Do this: Below is a listing to write out in full, exactly as given, without its pictures.

Given entries:
** start **
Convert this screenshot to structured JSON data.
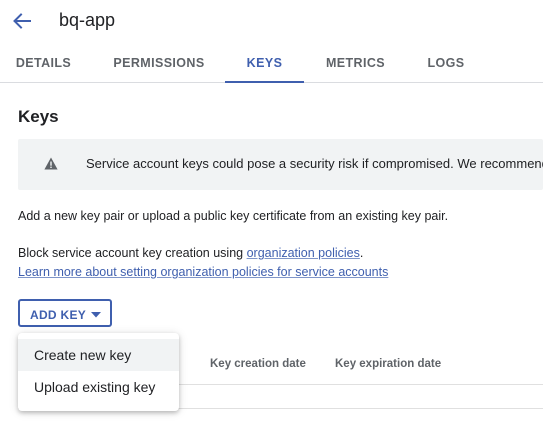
{
  "header": {
    "title": "bq-app",
    "back_icon": "arrow-left-icon"
  },
  "tabs": [
    {
      "label": "DETAILS",
      "active": false
    },
    {
      "label": "PERMISSIONS",
      "active": false
    },
    {
      "label": "KEYS",
      "active": true
    },
    {
      "label": "METRICS",
      "active": false
    },
    {
      "label": "LOGS",
      "active": false
    }
  ],
  "keys_section": {
    "title": "Keys",
    "warning": {
      "icon": "warning-triangle-icon",
      "text": "Service account keys could pose a security risk if compromised. We recommend"
    },
    "description": "Add a new key pair or upload a public key certificate from an existing key pair.",
    "block_text": "Block service account key creation using ",
    "block_link": "organization policies",
    "block_text_end": ".",
    "learn_more_link": "Learn more about setting organization policies for service accounts"
  },
  "add_key_button": {
    "label": "ADD KEY",
    "icon": "caret-down-icon"
  },
  "dropdown_menu": {
    "items": [
      "Create new key",
      "Upload existing key"
    ],
    "highlighted_index": 0
  },
  "keys_table": {
    "columns": [
      "Key creation date",
      "Key expiration date"
    ],
    "rows": []
  },
  "colors": {
    "accent": "#3f5fae",
    "text_primary": "#202124",
    "text_secondary": "#5f6368",
    "warning_bg": "#f1f3f4",
    "divider": "#dadce0"
  }
}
** end **
Task response:
Convert this screenshot to structured JSON data.
{
  "header": {
    "title": "bq-app",
    "back_icon": "arrow-left-icon"
  },
  "tabs": [
    {
      "label": "DETAILS",
      "active": false
    },
    {
      "label": "PERMISSIONS",
      "active": false
    },
    {
      "label": "KEYS",
      "active": true
    },
    {
      "label": "METRICS",
      "active": false
    },
    {
      "label": "LOGS",
      "active": false
    }
  ],
  "keys_section": {
    "title": "Keys",
    "warning": {
      "icon": "warning-triangle-icon",
      "text": "Service account keys could pose a security risk if compromised. We recommend"
    },
    "description": "Add a new key pair or upload a public key certificate from an existing key pair.",
    "block_text": "Block service account key creation using ",
    "block_link": "organization policies",
    "block_text_end": ".",
    "learn_more_link": "Learn more about setting organization policies for service accounts"
  },
  "add_key_button": {
    "label": "ADD KEY",
    "icon": "caret-down-icon"
  },
  "dropdown_menu": {
    "items": [
      "Create new key",
      "Upload existing key"
    ],
    "highlighted_index": 0
  },
  "keys_table": {
    "columns": [
      "Key creation date",
      "Key expiration date"
    ],
    "rows": []
  },
  "colors": {
    "accent": "#3f5fae",
    "text_primary": "#202124",
    "text_secondary": "#5f6368",
    "warning_bg": "#f1f3f4",
    "divider": "#dadce0"
  }
}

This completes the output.